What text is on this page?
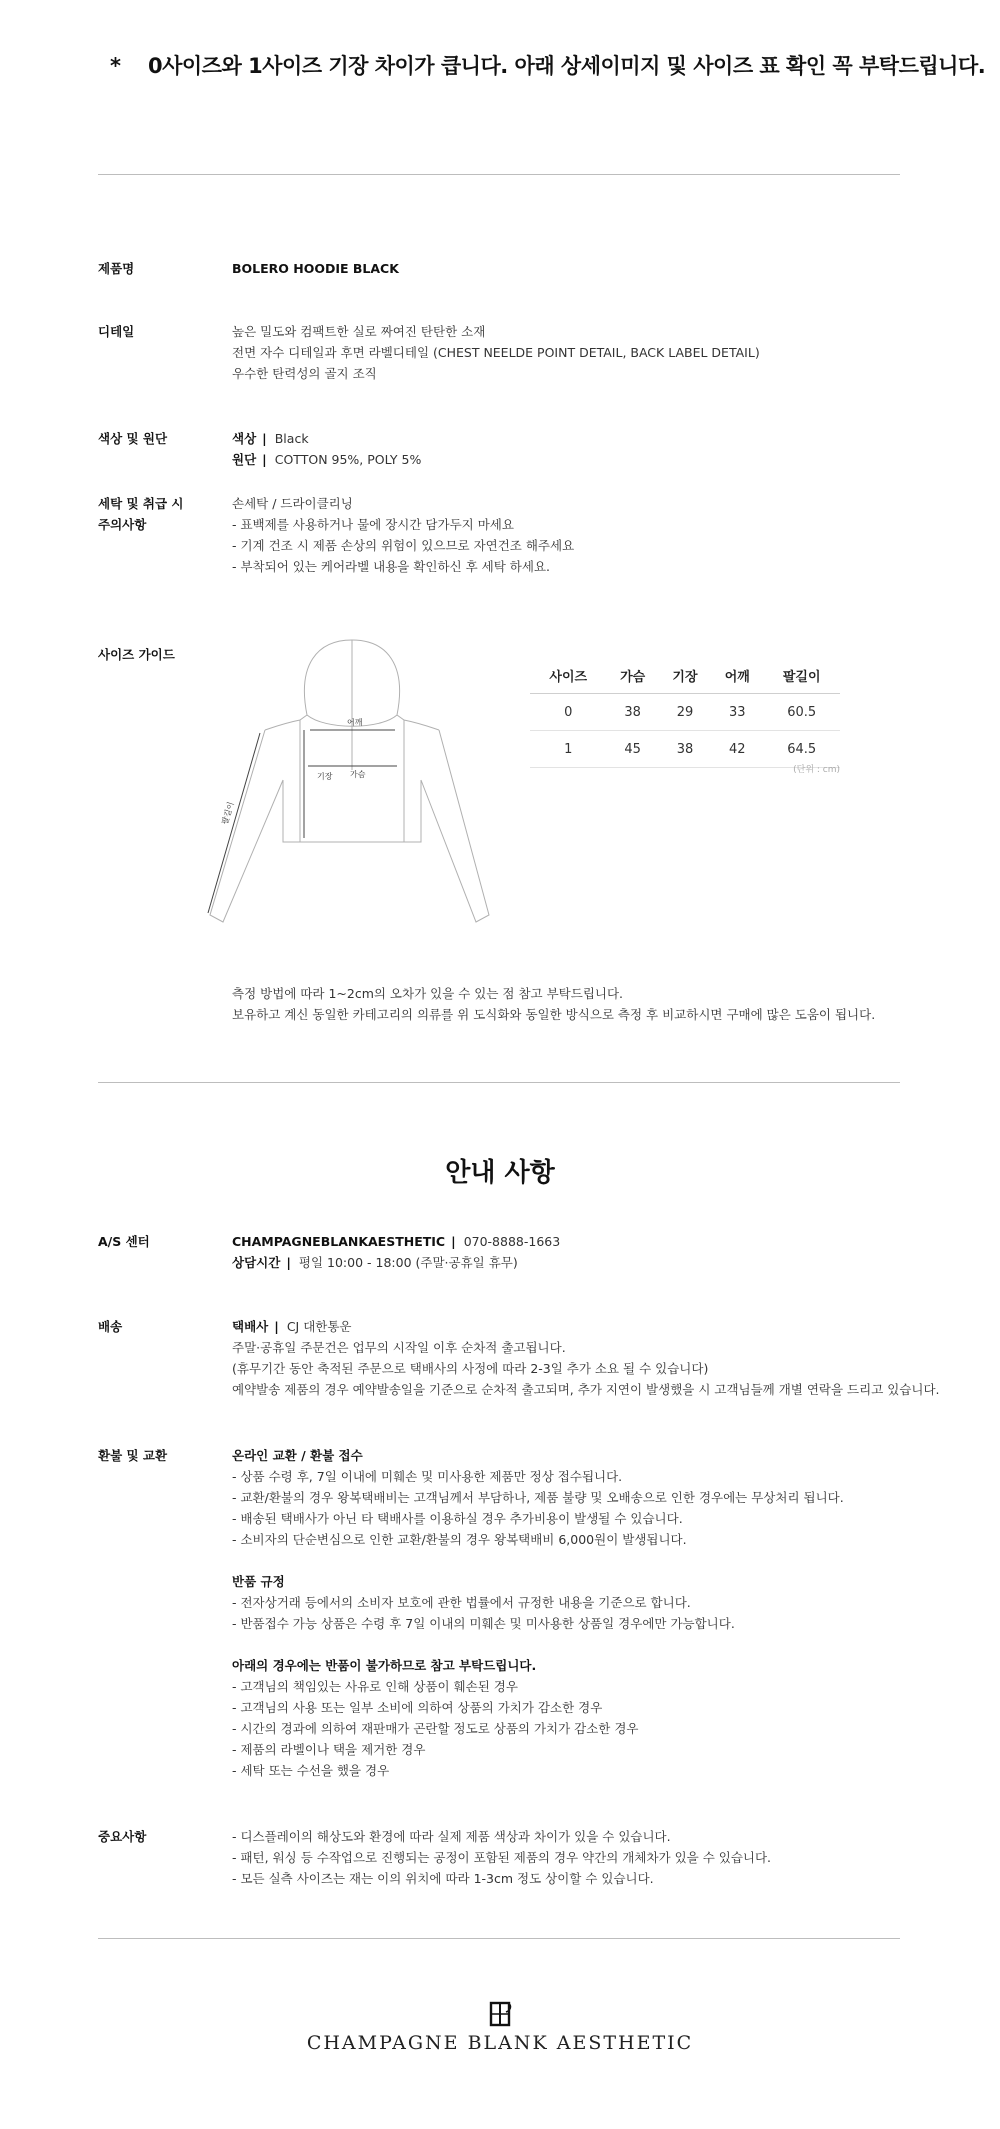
* 0사이즈와 1사이즈 기장 차이가 큽니다. 아래 상세이미지 및 사이즈 표 확인 꼭 부탁드립니다.
제품명	BOLERO HOODIE BLACK
디테일	높은 밀도와 컴팩트한 실로 짜여진 탄탄한 소재
전면 자수 디테일과 후면 라벨디테일 (CHEST NEELDE POINT DETAIL, BACK LABEL DETAIL)
우수한 탄력성의 골지 조직
색상 및 원단	색상 | Black
원단 | COTTON 95%, POLY 5%
세탁 및 취급 시
주의사항
손세탁 / 드라이클리닝
- 표백제를 사용하거나 물에 장시간 담가두지 마세요
- 기계 건조 시 제품 손상의 위험이 있으므로 자연건조 해주세요
- 부착되어 있는 케어라벨 내용을 확인하신 후 세탁 하세요.
사이즈 가이드
어깨
기장 가슴
팔길이
사이즈	가슴	기장	어깨	팔길이
0	38	29	33	60.5
1	45	38	42	64.5
(단위 : cm)
측정 방법에 따라 1~2cm의 오차가 있을 수 있는 점 참고 부탁드립니다.
보유하고 계신 동일한 카테고리의 의류를 위 도식화와 동일한 방식으로 측정 후 비교하시면 구매에 많은 도움이 됩니다.
안내 사항
A/S 센터	CHAMPAGNEBLANKAESTHETIC | 070-8888-1663
상담시간 | 평일 10:00 - 18:00 (주말·공휴일 휴무)
배송	택배사 | CJ 대한통운
주말·공휴일 주문건은 업무의 시작일 이후 순차적 출고됩니다.
(휴무기간 동안 축적된 주문으로 택배사의 사정에 따라 2-3일 추가 소요 될 수 있습니다)
예약발송 제품의 경우 예약발송일을 기준으로 순차적 출고되며, 추가 지연이 발생했을 시 고객님들께 개별 연락을 드리고 있습니다.
환불 및 교환	온라인 교환 / 환불 접수
- 상품 수령 후, 7일 이내에 미훼손 및 미사용한 제품만 정상 접수됩니다.
- 교환/환불의 경우 왕복택배비는 고객님께서 부담하나, 제품 불량 및 오배송으로 인한 경우에는 무상처리 됩니다.
- 배송된 택배사가 아닌 타 택배사를 이용하실 경우 추가비용이 발생될 수 있습니다.
- 소비자의 단순변심으로 인한 교환/환불의 경우 왕복택배비 6,000원이 발생됩니다.
반품 규정
- 전자상거래 등에서의 소비자 보호에 관한 법률에서 규정한 내용을 기준으로 합니다.
- 반품접수 가능 상품은 수령 후 7일 이내의 미훼손 및 미사용한 상품일 경우에만 가능합니다.
아래의 경우에는 반품이 불가하므로 참고 부탁드립니다.
- 고객님의 책임있는 사유로 인해 상품이 훼손된 경우
- 고객님의 사용 또는 일부 소비에 의하여 상품의 가치가 감소한 경우
- 시간의 경과에 의하여 재판매가 곤란할 정도로 상품의 가치가 감소한 경우
- 제품의 라벨이나 택을 제거한 경우
- 세탁 또는 수선을 했을 경우
중요사항	- 디스플레이의 해상도와 환경에 따라 실제 제품 색상과 차이가 있을 수 있습니다.
- 패턴, 워싱 등 수작업으로 진행되는 공정이 포함된 제품의 경우 약간의 개체차가 있을 수 있습니다.
- 모든 실측 사이즈는 재는 이의 위치에 따라 1-3cm 정도 상이할 수 있습니다.
CHAMPAGNE BLANK AESTHETIC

* Task requirements *
Without including the pictures, reproduce all entries exactly.

* Solution *
What text is on this page?
* 0사이즈와 1사이즈 기장 차이가 큽니다. 아래 상세이미지 및 사이즈 표 확인 꼭 부탁드립니다.
제품명	BOLERO HOODIE BLACK
디테일	높은 밀도와 컴팩트한 실로 짜여진 탄탄한 소재
전면 자수 디테일과 후면 라벨디테일 (CHEST NEELDE POINT DETAIL, BACK LABEL DETAIL)
우수한 탄력성의 골지 조직
색상 및 원단	색상 | Black
원단 | COTTON 95%, POLY 5%
세탁 및 취급 시
주의사항
손세탁 / 드라이클리닝
- 표백제를 사용하거나 물에 장시간 담가두지 마세요
- 기계 건조 시 제품 손상의 위험이 있으므로 자연건조 해주세요
- 부착되어 있는 케어라벨 내용을 확인하신 후 세탁 하세요.
사이즈 가이드
어깨
기장 가슴
팔길이
사이즈	가슴	기장	어깨	팔길이
0	38	29	33	60.5
1	45	38	42	64.5
(단위 : cm)
측정 방법에 따라 1~2cm의 오차가 있을 수 있는 점 참고 부탁드립니다.
보유하고 계신 동일한 카테고리의 의류를 위 도식화와 동일한 방식으로 측정 후 비교하시면 구매에 많은 도움이 됩니다.
안내 사항
A/S 센터	CHAMPAGNEBLANKAESTHETIC | 070-8888-1663
상담시간 | 평일 10:00 - 18:00 (주말·공휴일 휴무)
배송	택배사 | CJ 대한통운
주말·공휴일 주문건은 업무의 시작일 이후 순차적 출고됩니다.
(휴무기간 동안 축적된 주문으로 택배사의 사정에 따라 2-3일 추가 소요 될 수 있습니다)
예약발송 제품의 경우 예약발송일을 기준으로 순차적 출고되며, 추가 지연이 발생했을 시 고객님들께 개별 연락을 드리고 있습니다.
환불 및 교환	온라인 교환 / 환불 접수
- 상품 수령 후, 7일 이내에 미훼손 및 미사용한 제품만 정상 접수됩니다.
- 교환/환불의 경우 왕복택배비는 고객님께서 부담하나, 제품 불량 및 오배송으로 인한 경우에는 무상처리 됩니다.
- 배송된 택배사가 아닌 타 택배사를 이용하실 경우 추가비용이 발생될 수 있습니다.
- 소비자의 단순변심으로 인한 교환/환불의 경우 왕복택배비 6,000원이 발생됩니다.
반품 규정
- 전자상거래 등에서의 소비자 보호에 관한 법률에서 규정한 내용을 기준으로 합니다.
- 반품접수 가능 상품은 수령 후 7일 이내의 미훼손 및 미사용한 상품일 경우에만 가능합니다.
아래의 경우에는 반품이 불가하므로 참고 부탁드립니다.
- 고객님의 책임있는 사유로 인해 상품이 훼손된 경우
- 고객님의 사용 또는 일부 소비에 의하여 상품의 가치가 감소한 경우
- 시간의 경과에 의하여 재판매가 곤란할 정도로 상품의 가치가 감소한 경우
- 제품의 라벨이나 택을 제거한 경우
- 세탁 또는 수선을 했을 경우
중요사항	- 디스플레이의 해상도와 환경에 따라 실제 제품 색상과 차이가 있을 수 있습니다.
- 패턴, 워싱 등 수작업으로 진행되는 공정이 포함된 제품의 경우 약간의 개체차가 있을 수 있습니다.
- 모든 실측 사이즈는 재는 이의 위치에 따라 1-3cm 정도 상이할 수 있습니다.
CHAMPAGNE BLANK AESTHETIC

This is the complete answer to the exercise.